• [HOW TO COMPLETE THIS TASK] I'd like the data below restated word for word, with the pictures left out.
-- Opening Marker --
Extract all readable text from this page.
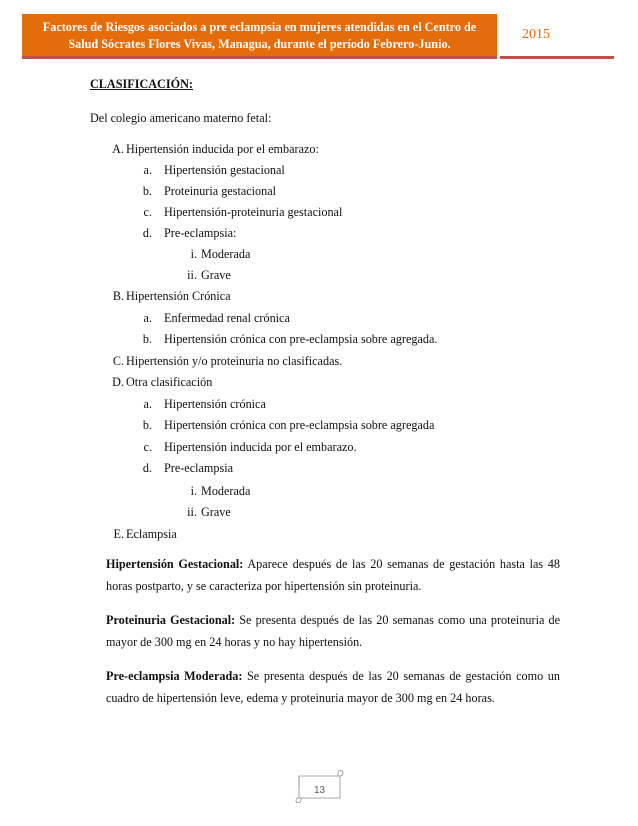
Factores de Riesgos asociados a pre eclampsia en mujeres atendidas en el Centro de
Salud Sócrates Flores Vivas, Managua, durante el período Febrero-Junio.
2015
CLASIFICACIÓN:
Del colegio americano materno fetal:
A. Hipertensión inducida por el embarazo:
a. Hipertensión gestacional
b. Proteinuria gestacional
c. Hipertensión-proteinuria gestacional
d. Pre-eclampsia:
i. Moderada
ii. Grave
B. Hipertensión Crónica
a. Enfermedad renal crónica
b. Hipertensión crónica con pre-eclampsia sobre agregada.
C. Hipertensión y/o proteinuria no clasificadas.
D. Otra clasificación
a. Hipertensión crónica
b. Hipertensión crónica con pre-eclampsia sobre agregada
c. Hipertensión inducida por el embarazo.
d. Pre-eclampsia
i. Moderada
ii. Grave
E. Eclampsia
Hipertensión Gestacional: Aparece después de las 20 semanas de gestación hasta las 48 horas postparto, y se caracteriza por hipertensión sin proteinuria.
Proteinuria Gestacional: Se presenta después de las 20 semanas como una proteinuria de mayor de 300 mg en 24 horas y no hay hipertensión.
Pre-eclampsia Moderada: Se presenta después de las 20 semanas de gestación como un cuadro de hipertensión leve, edema y proteinuria mayor de 300 mg en 24 horas.
13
-- Closing Marker --
• [PROBLEM SOLUTION]
Extract all readable text from this page.
Factores de Riesgos asociados a pre eclampsia en mujeres atendidas en el Centro de
Salud Sócrates Flores Vivas, Managua, durante el período Febrero-Junio.
2015
CLASIFICACIÓN:
Del colegio americano materno fetal:
A. Hipertensión inducida por el embarazo:
a. Hipertensión gestacional
b. Proteinuria gestacional
c. Hipertensión-proteinuria gestacional
d. Pre-eclampsia:
i. Moderada
ii. Grave
B. Hipertensión Crónica
a. Enfermedad renal crónica
b. Hipertensión crónica con pre-eclampsia sobre agregada.
C. Hipertensión y/o proteinuria no clasificadas.
D. Otra clasificación
a. Hipertensión crónica
b. Hipertensión crónica con pre-eclampsia sobre agregada
c. Hipertensión inducida por el embarazo.
d. Pre-eclampsia
i. Moderada
ii. Grave
E. Eclampsia
Hipertensión Gestacional: Aparece después de las 20 semanas de gestación hasta las 48 horas postparto, y se caracteriza por hipertensión sin proteinuria.
Proteinuria Gestacional: Se presenta después de las 20 semanas como una proteinuria de mayor de 300 mg en 24 horas y no hay hipertensión.
Pre-eclampsia Moderada: Se presenta después de las 20 semanas de gestación como un cuadro de hipertensión leve, edema y proteinuria mayor de 300 mg en 24 horas.
13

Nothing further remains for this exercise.